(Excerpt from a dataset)
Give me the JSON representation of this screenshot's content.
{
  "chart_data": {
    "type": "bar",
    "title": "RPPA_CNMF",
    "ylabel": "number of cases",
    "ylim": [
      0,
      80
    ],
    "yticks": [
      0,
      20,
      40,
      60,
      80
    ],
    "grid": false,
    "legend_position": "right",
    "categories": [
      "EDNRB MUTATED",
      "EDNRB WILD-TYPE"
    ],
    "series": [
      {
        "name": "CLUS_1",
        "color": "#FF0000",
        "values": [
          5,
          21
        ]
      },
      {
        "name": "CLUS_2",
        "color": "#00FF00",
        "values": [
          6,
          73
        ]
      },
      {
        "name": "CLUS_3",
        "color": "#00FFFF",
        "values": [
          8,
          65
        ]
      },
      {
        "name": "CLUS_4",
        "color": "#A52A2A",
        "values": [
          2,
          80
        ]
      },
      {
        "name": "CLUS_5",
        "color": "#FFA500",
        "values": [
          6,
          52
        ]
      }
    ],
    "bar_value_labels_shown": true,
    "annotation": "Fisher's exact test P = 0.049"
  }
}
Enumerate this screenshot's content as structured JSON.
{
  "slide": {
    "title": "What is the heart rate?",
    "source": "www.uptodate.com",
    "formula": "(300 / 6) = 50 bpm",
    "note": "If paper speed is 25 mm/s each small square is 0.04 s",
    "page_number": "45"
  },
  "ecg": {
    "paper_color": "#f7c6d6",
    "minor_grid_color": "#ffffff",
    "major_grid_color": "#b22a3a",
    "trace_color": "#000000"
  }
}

### [What this task involves]
From the listing, tally every line with the word "content" in it and give only the tally.

### [Result of the task]
2